[Records to use]
-.-.-
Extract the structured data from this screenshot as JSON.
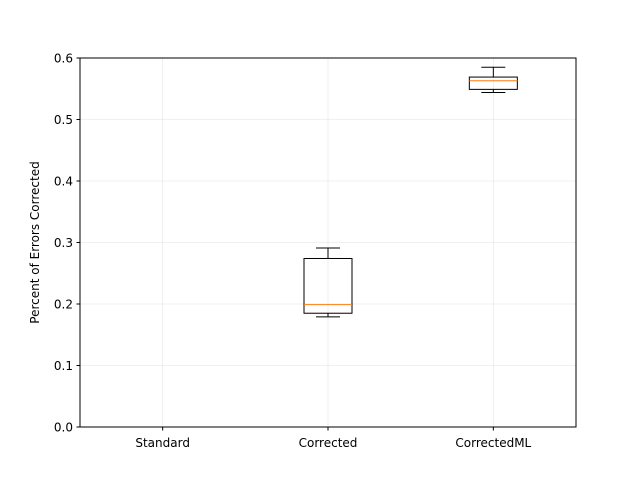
{
  "chart_data": {
    "type": "box",
    "title": "",
    "xlabel": "",
    "ylabel": "Percent of Errors Corrected",
    "ylim": [
      0,
      0.6
    ],
    "yticks": [
      0.0,
      0.1,
      0.2,
      0.3,
      0.4,
      0.5,
      0.6
    ],
    "ytick_labels": [
      "0.0",
      "0.1",
      "0.2",
      "0.3",
      "0.4",
      "0.5",
      "0.6"
    ],
    "grid": true,
    "categories": [
      "Standard",
      "Corrected",
      "CorrectedML"
    ],
    "boxes": [
      {
        "category": "Standard",
        "whisker_low": 0.0,
        "q1": 0.0,
        "median": 0.0,
        "q3": 0.0,
        "whisker_high": 0.0
      },
      {
        "category": "Corrected",
        "whisker_low": 0.179,
        "q1": 0.185,
        "median": 0.199,
        "q3": 0.274,
        "whisker_high": 0.291
      },
      {
        "category": "CorrectedML",
        "whisker_low": 0.544,
        "q1": 0.549,
        "median": 0.563,
        "q3": 0.569,
        "whisker_high": 0.585
      }
    ],
    "colors": {
      "box": "#000000",
      "median": "#ff7f0e",
      "grid": "#ebebeb"
    }
  }
}
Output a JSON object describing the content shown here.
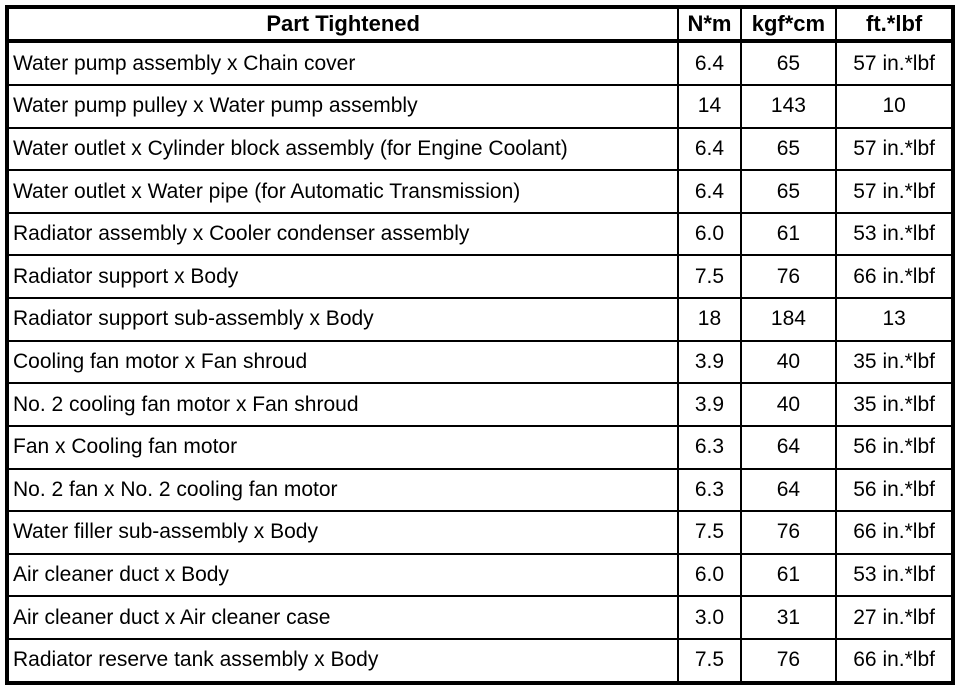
{
  "table": {
    "headers": [
      "Part Tightened",
      "N*m",
      "kgf*cm",
      "ft.*lbf"
    ],
    "rows": [
      [
        "Water pump assembly x Chain cover",
        "6.4",
        "65",
        "57 in.*lbf"
      ],
      [
        "Water pump pulley x Water pump assembly",
        "14",
        "143",
        "10"
      ],
      [
        "Water outlet x Cylinder block assembly (for Engine Coolant)",
        "6.4",
        "65",
        "57 in.*lbf"
      ],
      [
        "Water outlet x Water pipe (for Automatic Transmission)",
        "6.4",
        "65",
        "57 in.*lbf"
      ],
      [
        "Radiator assembly x Cooler condenser assembly",
        "6.0",
        "61",
        "53 in.*lbf"
      ],
      [
        "Radiator support x Body",
        "7.5",
        "76",
        "66 in.*lbf"
      ],
      [
        "Radiator support sub-assembly x Body",
        "18",
        "184",
        "13"
      ],
      [
        "Cooling fan motor x Fan shroud",
        "3.9",
        "40",
        "35 in.*lbf"
      ],
      [
        "No. 2 cooling fan motor x Fan shroud",
        "3.9",
        "40",
        "35 in.*lbf"
      ],
      [
        "Fan x Cooling fan motor",
        "6.3",
        "64",
        "56 in.*lbf"
      ],
      [
        "No. 2 fan x No. 2 cooling fan motor",
        "6.3",
        "64",
        "56 in.*lbf"
      ],
      [
        "Water filler sub-assembly x Body",
        "7.5",
        "76",
        "66 in.*lbf"
      ],
      [
        "Air cleaner duct x Body",
        "6.0",
        "61",
        "53 in.*lbf"
      ],
      [
        "Air cleaner duct x Air cleaner case",
        "3.0",
        "31",
        "27 in.*lbf"
      ],
      [
        "Radiator reserve tank assembly x Body",
        "7.5",
        "76",
        "66 in.*lbf"
      ]
    ],
    "colors": {
      "border": "#000000",
      "background": "#ffffff",
      "text": "#000000"
    }
  }
}
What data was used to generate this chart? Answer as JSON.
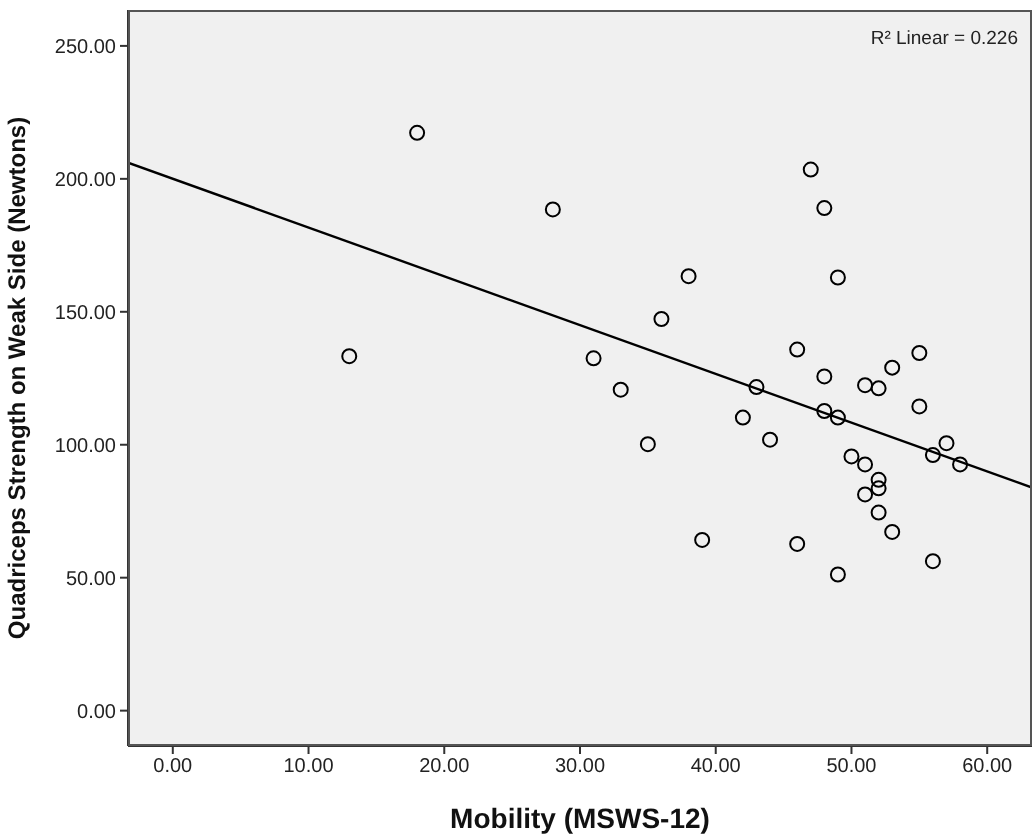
{
  "chart_data": {
    "type": "scatter",
    "xlabel": "Mobility (MSWS-12)",
    "ylabel": "Quadriceps Strength on Weak Side (Newtons)",
    "xlim": [
      -3.3,
      63.3
    ],
    "ylim": [
      -13.3,
      263.5
    ],
    "xticks": [
      {
        "value": 0,
        "label": "0.00"
      },
      {
        "value": 10,
        "label": "10.00"
      },
      {
        "value": 20,
        "label": "20.00"
      },
      {
        "value": 30,
        "label": "30.00"
      },
      {
        "value": 40,
        "label": "40.00"
      },
      {
        "value": 50,
        "label": "50.00"
      },
      {
        "value": 60,
        "label": "60.00"
      }
    ],
    "yticks": [
      {
        "value": 0,
        "label": "0.00"
      },
      {
        "value": 50,
        "label": "50.00"
      },
      {
        "value": 100,
        "label": "100.00"
      },
      {
        "value": 150,
        "label": "150.00"
      },
      {
        "value": 200,
        "label": "200.00"
      },
      {
        "value": 250,
        "label": "250.00"
      }
    ],
    "grid": false,
    "legend": false,
    "marker": "circle",
    "annotations": [
      "R² Linear = 0.226"
    ],
    "series": [
      {
        "color": "#000000",
        "x": [
          18,
          28,
          13,
          31,
          33,
          47,
          48,
          38,
          49,
          36,
          46,
          55,
          53,
          48,
          51,
          52,
          43,
          42,
          48,
          49,
          55,
          35,
          44,
          57,
          56,
          58,
          50,
          51,
          52,
          52,
          51,
          52,
          53,
          39,
          46,
          56,
          49
        ],
        "values": [
          217.3,
          188.5,
          133.3,
          132.5,
          120.7,
          203.5,
          189.0,
          163.4,
          162.9,
          147.3,
          135.8,
          134.5,
          129.0,
          125.7,
          122.4,
          121.2,
          121.7,
          110.2,
          112.7,
          110.2,
          114.4,
          100.2,
          101.9,
          100.6,
          96.1,
          92.6,
          95.6,
          92.6,
          86.8,
          83.6,
          81.3,
          74.5,
          67.2,
          64.2,
          62.7,
          56.2,
          51.2
        ]
      },
      {
        "type": "line",
        "color": "#000000",
        "marker": "none",
        "x": [
          -3.3,
          63.3
        ],
        "values": [
          206.1,
          83.9
        ]
      }
    ]
  }
}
-.-.-
[What to do] All of the records need repeating exactly, except for the pictures.

[Result]
Extract the structured data from this screenshot as JSON.
{
  "chart_data": {
    "type": "box",
    "title": "",
    "xlabel": "",
    "ylabel": "Percent of Errors Corrected",
    "ylim": [
      0,
      0.6
    ],
    "yticks": [
      0.0,
      0.1,
      0.2,
      0.3,
      0.4,
      0.5,
      0.6
    ],
    "ytick_labels": [
      "0.0",
      "0.1",
      "0.2",
      "0.3",
      "0.4",
      "0.5",
      "0.6"
    ],
    "grid": true,
    "categories": [
      "Standard",
      "Corrected",
      "CorrectedML"
    ],
    "boxes": [
      {
        "category": "Standard",
        "whisker_low": 0.0,
        "q1": 0.0,
        "median": 0.0,
        "q3": 0.0,
        "whisker_high": 0.0
      },
      {
        "category": "Corrected",
        "whisker_low": 0.179,
        "q1": 0.185,
        "median": 0.199,
        "q3": 0.274,
        "whisker_high": 0.291
      },
      {
        "category": "CorrectedML",
        "whisker_low": 0.544,
        "q1": 0.549,
        "median": 0.563,
        "q3": 0.569,
        "whisker_high": 0.585
      }
    ],
    "colors": {
      "box": "#000000",
      "median": "#ff7f0e",
      "grid": "#ebebeb"
    }
  }
}
Output a JSON object describing the content shown here.
{
  "table": {
    "headers": [
      "Part Tightened",
      "N*m",
      "kgf*cm",
      "ft.*lbf"
    ],
    "rows": [
      [
        "Water pump assembly x Chain cover",
        "6.4",
        "65",
        "57 in.*lbf"
      ],
      [
        "Water pump pulley x Water pump assembly",
        "14",
        "143",
        "10"
      ],
      [
        "Water outlet x Cylinder block assembly (for Engine Coolant)",
        "6.4",
        "65",
        "57 in.*lbf"
      ],
      [
        "Water outlet x Water pipe (for Automatic Transmission)",
        "6.4",
        "65",
        "57 in.*lbf"
      ],
      [
        "Radiator assembly x Cooler condenser assembly",
        "6.0",
        "61",
        "53 in.*lbf"
      ],
      [
        "Radiator support x Body",
        "7.5",
        "76",
        "66 in.*lbf"
      ],
      [
        "Radiator support sub-assembly x Body",
        "18",
        "184",
        "13"
      ],
      [
        "Cooling fan motor x Fan shroud",
        "3.9",
        "40",
        "35 in.*lbf"
      ],
      [
        "No. 2 cooling fan motor x Fan shroud",
        "3.9",
        "40",
        "35 in.*lbf"
      ],
      [
        "Fan x Cooling fan motor",
        "6.3",
        "64",
        "56 in.*lbf"
      ],
      [
        "No. 2 fan x No. 2 cooling fan motor",
        "6.3",
        "64",
        "56 in.*lbf"
      ],
      [
        "Water filler sub-assembly x Body",
        "7.5",
        "76",
        "66 in.*lbf"
      ],
      [
        "Air cleaner duct x Body",
        "6.0",
        "61",
        "53 in.*lbf"
      ],
      [
        "Air cleaner duct x Air cleaner case",
        "3.0",
        "31",
        "27 in.*lbf"
      ],
      [
        "Radiator reserve tank assembly x Body",
        "7.5",
        "76",
        "66 in.*lbf"
      ]
    ],
    "colors": {
      "border": "#000000",
      "background": "#ffffff",
      "text": "#000000"
    }
  }
}
What data was used to generate this chart? Answer as JSON.
{
  "chart_data": {
    "type": "scatter",
    "xlabel": "Mobility (MSWS-12)",
    "ylabel": "Quadriceps Strength on Weak Side (Newtons)",
    "xlim": [
      -3.3,
      63.3
    ],
    "ylim": [
      -13.3,
      263.5
    ],
    "xticks": [
      {
        "value": 0,
        "label": "0.00"
      },
      {
        "value": 10,
        "label": "10.00"
      },
      {
        "value": 20,
        "label": "20.00"
      },
      {
        "value": 30,
        "label": "30.00"
      },
      {
        "value": 40,
        "label": "40.00"
      },
      {
        "value": 50,
        "label": "50.00"
      },
      {
        "value": 60,
        "label": "60.00"
      }
    ],
    "yticks": [
      {
        "value": 0,
        "label": "0.00"
      },
      {
        "value": 50,
        "label": "50.00"
      },
      {
        "value": 100,
        "label": "100.00"
      },
      {
        "value": 150,
        "label": "150.00"
      },
      {
        "value": 200,
        "label": "200.00"
      },
      {
        "value": 250,
        "label": "250.00"
      }
    ],
    "grid": false,
    "legend": false,
    "marker": "circle",
    "annotations": [
      "R² Linear = 0.226"
    ],
    "series": [
      {
        "color": "#000000",
        "x": [
          18,
          28,
          13,
          31,
          33,
          47,
          48,
          38,
          49,
          36,
          46,
          55,
          53,
          48,
          51,
          52,
          43,
          42,
          48,
          49,
          55,
          35,
          44,
          57,
          56,
          58,
          50,
          51,
          52,
          52,
          51,
          52,
          53,
          39,
          46,
          56,
          49
        ],
        "values": [
          217.3,
          188.5,
          133.3,
          132.5,
          120.7,
          203.5,
          189.0,
          163.4,
          162.9,
          147.3,
          135.8,
          134.5,
          129.0,
          125.7,
          122.4,
          121.2,
          121.7,
          110.2,
          112.7,
          110.2,
          114.4,
          100.2,
          101.9,
          100.6,
          96.1,
          92.6,
          95.6,
          92.6,
          86.8,
          83.6,
          81.3,
          74.5,
          67.2,
          64.2,
          62.7,
          56.2,
          51.2
        ]
      },
      {
        "type": "line",
        "color": "#000000",
        "marker": "none",
        "x": [
          -3.3,
          63.3
        ],
        "values": [
          206.1,
          83.9
        ]
      }
    ]
  }
}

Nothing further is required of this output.